■ Stored data
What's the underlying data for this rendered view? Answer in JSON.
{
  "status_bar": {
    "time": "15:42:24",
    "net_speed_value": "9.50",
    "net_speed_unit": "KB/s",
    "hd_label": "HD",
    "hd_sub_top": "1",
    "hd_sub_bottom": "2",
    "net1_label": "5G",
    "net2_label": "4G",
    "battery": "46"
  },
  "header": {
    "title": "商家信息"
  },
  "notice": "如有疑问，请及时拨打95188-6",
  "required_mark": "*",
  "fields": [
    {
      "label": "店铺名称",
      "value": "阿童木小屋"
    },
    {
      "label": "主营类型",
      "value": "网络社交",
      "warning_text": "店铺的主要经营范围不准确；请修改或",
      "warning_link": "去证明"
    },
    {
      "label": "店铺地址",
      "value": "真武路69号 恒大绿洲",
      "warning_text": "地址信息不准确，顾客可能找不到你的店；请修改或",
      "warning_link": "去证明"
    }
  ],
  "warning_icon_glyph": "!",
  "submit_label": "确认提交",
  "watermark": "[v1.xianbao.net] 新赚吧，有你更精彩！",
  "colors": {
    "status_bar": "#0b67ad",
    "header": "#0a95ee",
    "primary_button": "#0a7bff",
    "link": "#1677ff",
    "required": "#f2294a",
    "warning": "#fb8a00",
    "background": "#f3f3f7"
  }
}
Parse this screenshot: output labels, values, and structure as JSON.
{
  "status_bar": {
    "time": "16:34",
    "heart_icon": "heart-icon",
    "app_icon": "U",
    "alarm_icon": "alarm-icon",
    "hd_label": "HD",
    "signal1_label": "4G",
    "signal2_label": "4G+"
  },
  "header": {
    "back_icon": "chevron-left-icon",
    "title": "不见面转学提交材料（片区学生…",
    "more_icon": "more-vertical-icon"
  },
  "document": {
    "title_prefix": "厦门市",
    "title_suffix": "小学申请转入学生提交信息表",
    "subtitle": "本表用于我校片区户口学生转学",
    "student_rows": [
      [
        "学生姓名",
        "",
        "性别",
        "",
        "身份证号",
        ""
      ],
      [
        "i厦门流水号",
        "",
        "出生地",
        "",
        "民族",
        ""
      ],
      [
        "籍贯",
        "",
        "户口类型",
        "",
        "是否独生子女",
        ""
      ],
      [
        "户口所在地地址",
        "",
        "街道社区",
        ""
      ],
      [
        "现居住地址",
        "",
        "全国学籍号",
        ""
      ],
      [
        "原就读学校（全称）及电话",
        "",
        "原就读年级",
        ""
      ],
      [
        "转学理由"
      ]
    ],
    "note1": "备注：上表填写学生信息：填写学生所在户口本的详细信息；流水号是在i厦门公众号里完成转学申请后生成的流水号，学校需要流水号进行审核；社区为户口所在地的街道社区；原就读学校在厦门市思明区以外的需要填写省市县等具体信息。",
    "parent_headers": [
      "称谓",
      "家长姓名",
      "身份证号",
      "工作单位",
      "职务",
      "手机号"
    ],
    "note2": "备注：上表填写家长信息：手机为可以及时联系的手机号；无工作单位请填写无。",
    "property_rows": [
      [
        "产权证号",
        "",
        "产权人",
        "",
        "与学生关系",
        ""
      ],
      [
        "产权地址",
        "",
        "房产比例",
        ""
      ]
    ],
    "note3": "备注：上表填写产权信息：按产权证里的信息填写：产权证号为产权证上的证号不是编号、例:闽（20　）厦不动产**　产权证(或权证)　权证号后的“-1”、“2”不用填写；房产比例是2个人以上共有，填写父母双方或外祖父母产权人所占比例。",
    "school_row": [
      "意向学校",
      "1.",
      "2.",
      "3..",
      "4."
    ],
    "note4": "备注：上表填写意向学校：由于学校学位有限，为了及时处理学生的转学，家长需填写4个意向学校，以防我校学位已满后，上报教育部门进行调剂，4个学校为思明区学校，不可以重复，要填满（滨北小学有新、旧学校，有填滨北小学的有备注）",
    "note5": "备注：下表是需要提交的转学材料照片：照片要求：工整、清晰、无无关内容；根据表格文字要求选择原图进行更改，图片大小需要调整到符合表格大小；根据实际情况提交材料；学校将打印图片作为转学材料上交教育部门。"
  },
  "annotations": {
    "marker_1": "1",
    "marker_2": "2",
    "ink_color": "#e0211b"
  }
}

■ YOUR TASK
Your task is to pick out every line with the string "this" and copy it.

■ CORRECT ANSWER
What's the underlying data for this rendered view? Answer in JSON.
Parse this screenshot: output labels, values, and structure as JSON.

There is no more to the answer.